Stated task
Select the lines below containing the word "социальной".

Rows
*****

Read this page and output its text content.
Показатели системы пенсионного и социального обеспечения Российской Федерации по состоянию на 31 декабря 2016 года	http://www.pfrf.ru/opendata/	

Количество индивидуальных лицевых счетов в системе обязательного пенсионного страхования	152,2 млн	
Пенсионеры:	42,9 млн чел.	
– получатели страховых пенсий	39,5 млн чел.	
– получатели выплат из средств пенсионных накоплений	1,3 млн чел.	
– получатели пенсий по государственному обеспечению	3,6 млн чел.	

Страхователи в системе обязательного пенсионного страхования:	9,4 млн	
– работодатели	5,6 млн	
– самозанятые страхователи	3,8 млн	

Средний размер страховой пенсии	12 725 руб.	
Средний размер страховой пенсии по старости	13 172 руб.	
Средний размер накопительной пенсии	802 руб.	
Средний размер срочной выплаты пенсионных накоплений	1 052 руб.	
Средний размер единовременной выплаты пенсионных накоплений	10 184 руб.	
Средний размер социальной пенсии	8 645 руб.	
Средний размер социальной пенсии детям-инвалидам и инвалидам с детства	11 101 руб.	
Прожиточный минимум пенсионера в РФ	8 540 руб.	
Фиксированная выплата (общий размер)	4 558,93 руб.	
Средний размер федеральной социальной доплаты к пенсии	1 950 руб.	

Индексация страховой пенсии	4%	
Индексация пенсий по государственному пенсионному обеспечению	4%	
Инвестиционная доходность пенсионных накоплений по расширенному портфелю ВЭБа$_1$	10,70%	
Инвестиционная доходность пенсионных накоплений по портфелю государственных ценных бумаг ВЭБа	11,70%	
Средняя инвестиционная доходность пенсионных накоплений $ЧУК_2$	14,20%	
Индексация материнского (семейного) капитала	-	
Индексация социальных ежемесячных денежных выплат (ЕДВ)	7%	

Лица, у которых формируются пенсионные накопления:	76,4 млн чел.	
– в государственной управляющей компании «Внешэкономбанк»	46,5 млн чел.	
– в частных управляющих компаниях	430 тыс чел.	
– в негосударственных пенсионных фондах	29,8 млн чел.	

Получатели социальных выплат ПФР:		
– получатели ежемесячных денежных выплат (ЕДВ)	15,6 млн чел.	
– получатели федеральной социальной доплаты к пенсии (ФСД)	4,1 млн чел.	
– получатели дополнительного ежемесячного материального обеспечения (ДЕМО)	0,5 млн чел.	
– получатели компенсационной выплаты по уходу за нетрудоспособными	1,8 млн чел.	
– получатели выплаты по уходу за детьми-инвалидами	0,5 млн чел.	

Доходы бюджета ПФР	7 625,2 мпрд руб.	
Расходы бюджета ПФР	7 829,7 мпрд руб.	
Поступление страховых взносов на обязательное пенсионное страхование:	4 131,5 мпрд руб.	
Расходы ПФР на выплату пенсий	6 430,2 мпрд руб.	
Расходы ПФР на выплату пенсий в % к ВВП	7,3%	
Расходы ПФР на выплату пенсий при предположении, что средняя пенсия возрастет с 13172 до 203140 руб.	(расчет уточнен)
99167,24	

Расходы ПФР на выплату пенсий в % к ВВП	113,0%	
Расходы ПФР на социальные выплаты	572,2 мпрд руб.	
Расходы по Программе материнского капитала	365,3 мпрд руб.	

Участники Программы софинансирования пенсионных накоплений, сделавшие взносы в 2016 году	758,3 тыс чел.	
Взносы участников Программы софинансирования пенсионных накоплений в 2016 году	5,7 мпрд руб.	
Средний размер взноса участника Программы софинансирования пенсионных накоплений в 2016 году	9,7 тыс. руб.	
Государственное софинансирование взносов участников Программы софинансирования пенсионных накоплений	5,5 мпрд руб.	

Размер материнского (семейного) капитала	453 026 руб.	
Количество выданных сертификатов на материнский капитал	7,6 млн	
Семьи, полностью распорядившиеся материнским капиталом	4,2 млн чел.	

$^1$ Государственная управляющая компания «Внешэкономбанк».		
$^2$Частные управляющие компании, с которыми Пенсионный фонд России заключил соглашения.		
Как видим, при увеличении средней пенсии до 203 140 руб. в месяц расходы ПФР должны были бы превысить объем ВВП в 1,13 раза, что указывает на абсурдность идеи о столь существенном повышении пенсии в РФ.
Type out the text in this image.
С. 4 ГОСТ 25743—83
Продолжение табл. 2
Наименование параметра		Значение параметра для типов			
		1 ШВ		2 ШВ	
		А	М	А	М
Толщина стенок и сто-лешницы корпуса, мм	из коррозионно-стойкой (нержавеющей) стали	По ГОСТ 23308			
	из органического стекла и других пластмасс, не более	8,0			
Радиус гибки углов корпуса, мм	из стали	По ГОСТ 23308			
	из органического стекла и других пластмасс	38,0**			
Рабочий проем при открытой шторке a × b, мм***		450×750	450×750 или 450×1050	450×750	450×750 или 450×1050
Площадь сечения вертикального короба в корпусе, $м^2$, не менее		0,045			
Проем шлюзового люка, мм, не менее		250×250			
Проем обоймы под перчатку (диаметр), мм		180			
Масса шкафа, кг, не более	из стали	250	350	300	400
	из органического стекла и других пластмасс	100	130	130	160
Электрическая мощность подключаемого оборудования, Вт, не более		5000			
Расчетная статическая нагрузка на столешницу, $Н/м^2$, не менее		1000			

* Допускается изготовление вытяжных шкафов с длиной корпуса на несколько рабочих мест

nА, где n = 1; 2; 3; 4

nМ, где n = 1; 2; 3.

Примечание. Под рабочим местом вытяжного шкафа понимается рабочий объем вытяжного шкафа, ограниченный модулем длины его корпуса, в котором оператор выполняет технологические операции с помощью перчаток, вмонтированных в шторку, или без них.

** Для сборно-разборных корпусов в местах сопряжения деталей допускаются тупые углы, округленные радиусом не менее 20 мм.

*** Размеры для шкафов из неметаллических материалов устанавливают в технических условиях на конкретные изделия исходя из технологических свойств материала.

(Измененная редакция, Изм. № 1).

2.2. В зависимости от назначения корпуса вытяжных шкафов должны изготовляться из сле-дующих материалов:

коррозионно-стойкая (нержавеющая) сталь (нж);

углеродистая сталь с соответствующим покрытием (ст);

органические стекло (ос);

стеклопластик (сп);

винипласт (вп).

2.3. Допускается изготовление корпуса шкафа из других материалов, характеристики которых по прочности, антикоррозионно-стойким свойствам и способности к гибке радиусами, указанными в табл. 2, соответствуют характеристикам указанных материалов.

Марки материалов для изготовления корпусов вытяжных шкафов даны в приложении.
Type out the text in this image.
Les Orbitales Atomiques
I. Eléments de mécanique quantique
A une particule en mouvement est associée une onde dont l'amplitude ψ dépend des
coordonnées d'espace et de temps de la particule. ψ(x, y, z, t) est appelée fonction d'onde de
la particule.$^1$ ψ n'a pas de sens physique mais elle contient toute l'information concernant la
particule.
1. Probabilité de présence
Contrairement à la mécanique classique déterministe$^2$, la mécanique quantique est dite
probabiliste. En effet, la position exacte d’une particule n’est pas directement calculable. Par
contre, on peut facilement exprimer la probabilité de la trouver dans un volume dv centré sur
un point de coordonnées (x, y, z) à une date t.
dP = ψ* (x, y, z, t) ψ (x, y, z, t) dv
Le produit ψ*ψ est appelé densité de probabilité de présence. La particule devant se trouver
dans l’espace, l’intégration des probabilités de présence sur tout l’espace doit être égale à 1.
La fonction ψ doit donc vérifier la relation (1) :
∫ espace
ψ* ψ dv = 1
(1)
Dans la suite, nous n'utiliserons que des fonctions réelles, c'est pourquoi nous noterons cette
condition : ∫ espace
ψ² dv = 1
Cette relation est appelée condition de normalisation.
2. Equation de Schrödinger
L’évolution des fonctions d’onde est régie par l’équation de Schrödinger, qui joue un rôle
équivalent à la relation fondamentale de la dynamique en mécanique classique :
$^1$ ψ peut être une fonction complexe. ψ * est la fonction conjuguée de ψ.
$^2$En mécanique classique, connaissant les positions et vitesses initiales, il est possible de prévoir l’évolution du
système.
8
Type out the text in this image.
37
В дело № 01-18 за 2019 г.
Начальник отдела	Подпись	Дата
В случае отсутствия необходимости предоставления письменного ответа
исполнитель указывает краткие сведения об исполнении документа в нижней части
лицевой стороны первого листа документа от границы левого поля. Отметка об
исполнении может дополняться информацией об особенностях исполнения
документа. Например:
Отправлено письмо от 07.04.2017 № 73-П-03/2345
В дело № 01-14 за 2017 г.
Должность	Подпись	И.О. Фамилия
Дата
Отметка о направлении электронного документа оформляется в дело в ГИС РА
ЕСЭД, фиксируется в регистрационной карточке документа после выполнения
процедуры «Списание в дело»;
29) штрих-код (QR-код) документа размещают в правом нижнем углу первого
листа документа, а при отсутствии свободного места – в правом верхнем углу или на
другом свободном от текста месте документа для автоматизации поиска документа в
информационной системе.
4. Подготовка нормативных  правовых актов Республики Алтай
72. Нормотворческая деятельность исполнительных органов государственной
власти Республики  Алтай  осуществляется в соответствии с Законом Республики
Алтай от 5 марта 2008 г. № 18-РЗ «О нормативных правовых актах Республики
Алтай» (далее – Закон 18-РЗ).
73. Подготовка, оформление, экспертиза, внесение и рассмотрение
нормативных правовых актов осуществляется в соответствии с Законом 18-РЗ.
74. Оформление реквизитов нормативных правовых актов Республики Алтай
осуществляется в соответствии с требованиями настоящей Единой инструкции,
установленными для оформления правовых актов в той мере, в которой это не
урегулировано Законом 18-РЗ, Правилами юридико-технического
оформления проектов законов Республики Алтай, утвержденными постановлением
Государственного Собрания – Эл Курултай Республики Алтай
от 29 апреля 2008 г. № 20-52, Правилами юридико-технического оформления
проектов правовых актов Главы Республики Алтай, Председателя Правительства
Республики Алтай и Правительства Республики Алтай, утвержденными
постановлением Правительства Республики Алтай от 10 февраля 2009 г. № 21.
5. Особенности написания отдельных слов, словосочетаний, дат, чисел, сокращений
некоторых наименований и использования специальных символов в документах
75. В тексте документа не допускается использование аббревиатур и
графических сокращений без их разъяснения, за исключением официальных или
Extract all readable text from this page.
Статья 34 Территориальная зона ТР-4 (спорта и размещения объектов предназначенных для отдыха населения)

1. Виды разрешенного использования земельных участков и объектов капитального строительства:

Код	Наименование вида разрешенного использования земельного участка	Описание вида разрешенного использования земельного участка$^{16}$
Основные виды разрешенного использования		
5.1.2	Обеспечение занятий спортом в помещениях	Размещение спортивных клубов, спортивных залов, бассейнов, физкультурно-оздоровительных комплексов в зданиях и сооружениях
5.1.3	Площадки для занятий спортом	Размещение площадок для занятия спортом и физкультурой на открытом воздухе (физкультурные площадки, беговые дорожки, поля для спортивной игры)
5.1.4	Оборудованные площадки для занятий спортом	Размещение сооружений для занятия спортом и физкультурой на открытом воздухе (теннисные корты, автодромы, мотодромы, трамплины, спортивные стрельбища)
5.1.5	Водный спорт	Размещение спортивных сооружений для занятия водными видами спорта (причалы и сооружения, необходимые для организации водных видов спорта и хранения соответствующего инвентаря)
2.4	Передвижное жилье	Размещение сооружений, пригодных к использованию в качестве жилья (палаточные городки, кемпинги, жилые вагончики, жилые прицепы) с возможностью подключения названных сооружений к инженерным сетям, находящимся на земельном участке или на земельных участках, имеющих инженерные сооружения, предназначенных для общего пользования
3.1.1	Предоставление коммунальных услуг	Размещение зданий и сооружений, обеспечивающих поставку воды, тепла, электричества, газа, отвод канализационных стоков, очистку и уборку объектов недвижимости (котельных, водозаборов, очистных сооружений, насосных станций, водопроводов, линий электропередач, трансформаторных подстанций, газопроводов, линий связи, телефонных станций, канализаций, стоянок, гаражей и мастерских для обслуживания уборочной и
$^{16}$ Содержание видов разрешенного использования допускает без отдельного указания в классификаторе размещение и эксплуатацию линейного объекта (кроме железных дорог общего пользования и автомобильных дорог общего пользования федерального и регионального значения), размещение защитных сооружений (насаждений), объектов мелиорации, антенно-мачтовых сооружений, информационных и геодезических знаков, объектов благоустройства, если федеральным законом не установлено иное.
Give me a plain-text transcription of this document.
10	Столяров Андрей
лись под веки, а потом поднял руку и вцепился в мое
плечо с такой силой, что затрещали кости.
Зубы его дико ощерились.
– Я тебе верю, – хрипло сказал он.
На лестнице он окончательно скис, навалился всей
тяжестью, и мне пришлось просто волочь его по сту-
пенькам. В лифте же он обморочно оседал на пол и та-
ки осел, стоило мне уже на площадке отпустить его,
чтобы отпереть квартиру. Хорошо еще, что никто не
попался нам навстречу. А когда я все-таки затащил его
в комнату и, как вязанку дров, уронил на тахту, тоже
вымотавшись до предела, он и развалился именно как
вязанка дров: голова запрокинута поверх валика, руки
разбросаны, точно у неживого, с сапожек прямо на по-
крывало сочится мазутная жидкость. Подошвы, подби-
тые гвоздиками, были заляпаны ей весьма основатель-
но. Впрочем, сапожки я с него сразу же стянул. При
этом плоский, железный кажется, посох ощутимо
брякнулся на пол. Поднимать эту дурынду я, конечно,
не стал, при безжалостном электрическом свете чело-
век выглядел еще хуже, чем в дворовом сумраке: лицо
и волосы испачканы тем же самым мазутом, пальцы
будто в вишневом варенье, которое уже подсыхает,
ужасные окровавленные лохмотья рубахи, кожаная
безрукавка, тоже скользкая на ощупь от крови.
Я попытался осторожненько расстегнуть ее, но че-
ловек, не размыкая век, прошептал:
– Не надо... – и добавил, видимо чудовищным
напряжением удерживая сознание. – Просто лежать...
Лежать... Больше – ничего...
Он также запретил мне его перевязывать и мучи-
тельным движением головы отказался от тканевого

*****

Exercise output
Средний размер социальной пенсии	8 645 руб.	
Средний размер социальной пенсии детям-инвалидам и инвалидам с детства	11 101 руб.	
Средний размер федеральной социальной доплаты к пенсии	1 950 руб.	
– получатели федеральной социальной доплаты к пенсии (ФСД)	4,1 млн чел.	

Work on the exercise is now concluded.